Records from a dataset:

____________________

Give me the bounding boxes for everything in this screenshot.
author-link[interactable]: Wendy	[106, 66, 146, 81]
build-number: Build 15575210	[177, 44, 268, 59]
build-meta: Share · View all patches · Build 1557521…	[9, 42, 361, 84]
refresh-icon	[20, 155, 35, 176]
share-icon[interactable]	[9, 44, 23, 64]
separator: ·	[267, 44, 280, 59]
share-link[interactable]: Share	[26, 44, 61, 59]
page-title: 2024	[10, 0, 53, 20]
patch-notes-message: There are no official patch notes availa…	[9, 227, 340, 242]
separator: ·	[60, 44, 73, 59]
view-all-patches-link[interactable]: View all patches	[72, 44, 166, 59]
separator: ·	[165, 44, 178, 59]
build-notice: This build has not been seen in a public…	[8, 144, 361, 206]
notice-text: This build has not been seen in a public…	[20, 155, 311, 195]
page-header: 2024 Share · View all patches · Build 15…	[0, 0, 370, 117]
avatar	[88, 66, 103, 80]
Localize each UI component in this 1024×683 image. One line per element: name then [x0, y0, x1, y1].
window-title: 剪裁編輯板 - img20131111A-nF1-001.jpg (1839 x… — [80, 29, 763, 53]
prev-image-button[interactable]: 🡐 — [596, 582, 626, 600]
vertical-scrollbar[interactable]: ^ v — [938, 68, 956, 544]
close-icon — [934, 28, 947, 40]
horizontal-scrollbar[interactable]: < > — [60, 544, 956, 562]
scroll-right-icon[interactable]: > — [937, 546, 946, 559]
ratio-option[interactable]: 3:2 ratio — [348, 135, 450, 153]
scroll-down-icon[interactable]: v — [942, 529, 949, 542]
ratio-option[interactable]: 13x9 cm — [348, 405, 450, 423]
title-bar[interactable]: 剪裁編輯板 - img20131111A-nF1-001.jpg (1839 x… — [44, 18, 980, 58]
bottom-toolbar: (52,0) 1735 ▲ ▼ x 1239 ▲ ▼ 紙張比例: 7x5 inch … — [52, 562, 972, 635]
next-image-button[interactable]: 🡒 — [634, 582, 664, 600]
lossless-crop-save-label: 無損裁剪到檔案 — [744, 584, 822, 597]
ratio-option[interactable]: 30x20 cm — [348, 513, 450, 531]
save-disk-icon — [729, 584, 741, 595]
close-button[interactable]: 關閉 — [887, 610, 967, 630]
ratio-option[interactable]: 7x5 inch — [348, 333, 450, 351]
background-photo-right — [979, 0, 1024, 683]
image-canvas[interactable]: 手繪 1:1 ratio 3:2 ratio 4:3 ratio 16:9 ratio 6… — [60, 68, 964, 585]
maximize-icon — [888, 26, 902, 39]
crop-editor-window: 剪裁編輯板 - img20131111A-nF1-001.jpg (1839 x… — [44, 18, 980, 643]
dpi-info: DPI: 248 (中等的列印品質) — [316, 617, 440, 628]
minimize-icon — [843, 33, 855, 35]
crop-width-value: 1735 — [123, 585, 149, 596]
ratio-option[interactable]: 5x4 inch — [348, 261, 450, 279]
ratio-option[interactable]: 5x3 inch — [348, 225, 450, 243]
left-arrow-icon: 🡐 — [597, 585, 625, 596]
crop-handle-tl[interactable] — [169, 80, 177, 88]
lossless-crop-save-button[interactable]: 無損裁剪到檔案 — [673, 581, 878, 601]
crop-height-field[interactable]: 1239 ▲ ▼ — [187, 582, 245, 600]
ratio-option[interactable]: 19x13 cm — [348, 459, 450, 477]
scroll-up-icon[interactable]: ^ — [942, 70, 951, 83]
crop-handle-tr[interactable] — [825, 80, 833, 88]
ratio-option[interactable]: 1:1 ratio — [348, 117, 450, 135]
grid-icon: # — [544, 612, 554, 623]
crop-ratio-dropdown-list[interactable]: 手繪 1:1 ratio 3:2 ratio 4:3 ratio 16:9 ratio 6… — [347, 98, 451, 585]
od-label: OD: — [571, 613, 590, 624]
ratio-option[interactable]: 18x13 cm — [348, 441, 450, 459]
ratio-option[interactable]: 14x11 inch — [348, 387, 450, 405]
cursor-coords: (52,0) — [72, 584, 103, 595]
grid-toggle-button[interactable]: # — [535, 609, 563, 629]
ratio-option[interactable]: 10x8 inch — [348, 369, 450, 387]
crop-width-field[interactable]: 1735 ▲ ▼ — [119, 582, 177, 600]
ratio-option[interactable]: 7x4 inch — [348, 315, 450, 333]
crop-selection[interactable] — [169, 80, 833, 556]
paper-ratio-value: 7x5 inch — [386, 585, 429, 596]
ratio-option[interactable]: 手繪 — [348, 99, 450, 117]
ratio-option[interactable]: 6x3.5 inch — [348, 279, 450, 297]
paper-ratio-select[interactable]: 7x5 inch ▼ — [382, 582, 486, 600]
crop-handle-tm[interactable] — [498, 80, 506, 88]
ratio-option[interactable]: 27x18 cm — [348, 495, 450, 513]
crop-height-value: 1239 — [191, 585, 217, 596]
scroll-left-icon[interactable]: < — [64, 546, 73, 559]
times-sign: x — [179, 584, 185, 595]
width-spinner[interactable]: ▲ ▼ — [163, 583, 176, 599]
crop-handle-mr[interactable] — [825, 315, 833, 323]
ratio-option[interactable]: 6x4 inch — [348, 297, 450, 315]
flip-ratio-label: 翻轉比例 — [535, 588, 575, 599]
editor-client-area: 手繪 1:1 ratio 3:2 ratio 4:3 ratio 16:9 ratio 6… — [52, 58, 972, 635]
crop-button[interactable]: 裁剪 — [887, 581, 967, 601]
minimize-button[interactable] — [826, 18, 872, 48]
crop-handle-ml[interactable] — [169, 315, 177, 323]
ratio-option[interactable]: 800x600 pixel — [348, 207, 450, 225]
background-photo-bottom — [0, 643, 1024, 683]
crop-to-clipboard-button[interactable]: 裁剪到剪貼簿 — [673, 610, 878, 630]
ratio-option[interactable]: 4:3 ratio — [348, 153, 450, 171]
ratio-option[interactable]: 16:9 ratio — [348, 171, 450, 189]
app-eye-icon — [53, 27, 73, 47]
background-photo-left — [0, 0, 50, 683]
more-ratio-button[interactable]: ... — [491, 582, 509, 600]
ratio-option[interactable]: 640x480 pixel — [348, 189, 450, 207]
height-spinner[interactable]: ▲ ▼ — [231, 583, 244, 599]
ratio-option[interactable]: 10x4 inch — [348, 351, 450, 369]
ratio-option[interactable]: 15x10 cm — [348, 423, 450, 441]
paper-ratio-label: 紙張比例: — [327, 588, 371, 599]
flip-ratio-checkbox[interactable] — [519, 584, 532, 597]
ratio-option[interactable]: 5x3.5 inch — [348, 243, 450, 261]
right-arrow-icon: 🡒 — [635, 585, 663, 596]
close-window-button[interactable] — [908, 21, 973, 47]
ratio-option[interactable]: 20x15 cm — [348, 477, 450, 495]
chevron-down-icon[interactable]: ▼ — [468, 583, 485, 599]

____________________

● **WHAT IS REQUIRED**
Render every line of the data above as a numbered list, omitting any blank lines.

● **SOLUTION TO THIS EXERCISE**
1. Give me the bounding boxes for everything in this screenshot.
2. author-link[interactable]: Wendy	[106, 66, 146, 81]
3. build-number: Build 15575210	[177, 44, 268, 59]
4. build-meta: Share · View all patches · Build 1557521…	[9, 42, 361, 84]
5. refresh-icon	[20, 155, 35, 176]
6. share-icon[interactable]	[9, 44, 23, 64]
7. separator: ·	[267, 44, 280, 59]
8. share-link[interactable]: Share	[26, 44, 61, 59]
9. page-title: 2024	[10, 0, 53, 20]
10. patch-notes-message: There are no official patch notes availa…	[9, 227, 340, 242]
11. separator: ·	[60, 44, 73, 59]
12. view-all-patches-link[interactable]: View all patches	[72, 44, 166, 59]
13. separator: ·	[165, 44, 178, 59]
14. build-notice: This build has not been seen in a public…	[8, 144, 361, 206]
15. notice-text: This build has not been seen in a public…	[20, 155, 311, 195]
16. page-header: 2024 Share · View all patches · Build 15…	[0, 0, 370, 117]
17. avatar	[88, 66, 103, 80]
18. Localize each UI component in this 1024×683 image. One line per element: name then [x0, y0, x1, y1].
19. window-title: 剪裁編輯板 - img20131111A-nF1-001.jpg (1839 x… — [80, 29, 763, 53]
20. prev-image-button[interactable]: 🡐 — [596, 582, 626, 600]
21. vertical-scrollbar[interactable]: ^ v — [938, 68, 956, 544]
22. close-icon — [934, 28, 947, 40]
23. horizontal-scrollbar[interactable]: < > — [60, 544, 956, 562]
24. scroll-right-icon[interactable]: > — [937, 546, 946, 559]
25. ratio-option[interactable]: 3:2 ratio — [348, 135, 450, 153]
26. scroll-down-icon[interactable]: v — [942, 529, 949, 542]
27. ratio-option[interactable]: 13x9 cm — [348, 405, 450, 423]
28. title-bar[interactable]: 剪裁編輯板 - img20131111A-nF1-001.jpg (1839 x… — [44, 18, 980, 58]
29. bottom-toolbar: (52,0) 1735 ▲ ▼ x 1239 ▲ ▼ 紙張比例: 7x5 inch … — [52, 562, 972, 635]
30. next-image-button[interactable]: 🡒 — [634, 582, 664, 600]
31. lossless-crop-save-label: 無損裁剪到檔案 — [744, 584, 822, 597]
32. ratio-option[interactable]: 30x20 cm — [348, 513, 450, 531]
33. save-disk-icon — [729, 584, 741, 595]
34. close-button[interactable]: 關閉 — [887, 610, 967, 630]
35. ratio-option[interactable]: 7x5 inch — [348, 333, 450, 351]
36. background-photo-right — [979, 0, 1024, 683]
37. image-canvas[interactable]: 手繪 1:1 ratio 3:2 ratio 4:3 ratio 16:9 ratio 6… — [60, 68, 964, 585]
38. maximize-icon — [888, 26, 902, 39]
39. crop-editor-window: 剪裁編輯板 - img20131111A-nF1-001.jpg (1839 x… — [44, 18, 980, 643]
40. dpi-info: DPI: 248 (中等的列印品質) — [316, 617, 440, 628]
41. minimize-icon — [843, 33, 855, 35]
42. crop-width-value: 1735 — [123, 585, 149, 596]
43. ratio-option[interactable]: 5x4 inch — [348, 261, 450, 279]
44. ratio-option[interactable]: 5x3 inch — [348, 225, 450, 243]
45. left-arrow-icon: 🡐 — [597, 585, 625, 596]
46. crop-handle-tl[interactable] — [169, 80, 177, 88]
47. lossless-crop-save-button[interactable]: 無損裁剪到檔案 — [673, 581, 878, 601]
48. crop-height-field[interactable]: 1239 ▲ ▼ — [187, 582, 245, 600]
49. ratio-option[interactable]: 19x13 cm — [348, 459, 450, 477]
50. scroll-up-icon[interactable]: ^ — [942, 70, 951, 83]
51. crop-handle-tr[interactable] — [825, 80, 833, 88]
52. ratio-option[interactable]: 1:1 ratio — [348, 117, 450, 135]
53. grid-icon: # — [544, 612, 554, 623]
54. crop-ratio-dropdown-list[interactable]: 手繪 1:1 ratio 3:2 ratio 4:3 ratio 16:9 ratio 6… — [347, 98, 451, 585]
55. od-label: OD: — [571, 613, 590, 624]
56. ratio-option[interactable]: 18x13 cm — [348, 441, 450, 459]
57. ratio-option[interactable]: 14x11 inch — [348, 387, 450, 405]
58. cursor-coords: (52,0) — [72, 584, 103, 595]
59. grid-toggle-button[interactable]: # — [535, 609, 563, 629]
60. ratio-option[interactable]: 10x8 inch — [348, 369, 450, 387]
61. crop-width-field[interactable]: 1735 ▲ ▼ — [119, 582, 177, 600]
62. ratio-option[interactable]: 7x4 inch — [348, 315, 450, 333]
63. crop-selection[interactable] — [169, 80, 833, 556]
64. paper-ratio-value: 7x5 inch — [386, 585, 429, 596]
65. ratio-option[interactable]: 手繪 — [348, 99, 450, 117]
66. ratio-option[interactable]: 6x3.5 inch — [348, 279, 450, 297]
67. paper-ratio-select[interactable]: 7x5 inch ▼ — [382, 582, 486, 600]
68. crop-handle-tm[interactable] — [498, 80, 506, 88]
69. ratio-option[interactable]: 27x18 cm — [348, 495, 450, 513]
70. crop-height-value: 1239 — [191, 585, 217, 596]
71. scroll-left-icon[interactable]: < — [64, 546, 73, 559]
72. times-sign: x — [179, 584, 185, 595]
73. width-spinner[interactable]: ▲ ▼ — [163, 583, 176, 599]
74. crop-handle-mr[interactable] — [825, 315, 833, 323]
75. ratio-option[interactable]: 6x4 inch — [348, 297, 450, 315]
76. flip-ratio-label: 翻轉比例 — [535, 588, 575, 599]
77. editor-client-area: 手繪 1:1 ratio 3:2 ratio 4:3 ratio 16:9 ratio 6… — [52, 58, 972, 635]
78. crop-button[interactable]: 裁剪 — [887, 581, 967, 601]
79. minimize-button[interactable] — [826, 18, 872, 48]
80. crop-handle-ml[interactable] — [169, 315, 177, 323]
81. ratio-option[interactable]: 800x600 pixel — [348, 207, 450, 225]
82. background-photo-bottom — [0, 643, 1024, 683]
83. crop-to-clipboard-button[interactable]: 裁剪到剪貼簿 — [673, 610, 878, 630]
84. ratio-option[interactable]: 4:3 ratio — [348, 153, 450, 171]
85. ratio-option[interactable]: 16:9 ratio — [348, 171, 450, 189]
86. app-eye-icon — [53, 27, 73, 47]
87. background-photo-left — [0, 0, 50, 683]
88. more-ratio-button[interactable]: ... — [491, 582, 509, 600]
89. ratio-option[interactable]: 640x480 pixel — [348, 189, 450, 207]
90. height-spinner[interactable]: ▲ ▼ — [231, 583, 244, 599]
91. ratio-option[interactable]: 10x4 inch — [348, 351, 450, 369]
92. ratio-option[interactable]: 15x10 cm — [348, 423, 450, 441]
93. paper-ratio-label: 紙張比例: — [327, 588, 371, 599]
94. flip-ratio-checkbox[interactable] — [519, 584, 532, 597]
95. ratio-option[interactable]: 5x3.5 inch — [348, 243, 450, 261]
96. right-arrow-icon: 🡒 — [635, 585, 663, 596]
97. close-window-button[interactable] — [908, 21, 973, 47]
98. ratio-option[interactable]: 20x15 cm — [348, 477, 450, 495]
99. chevron-down-icon[interactable]: ▼ — [468, 583, 485, 599]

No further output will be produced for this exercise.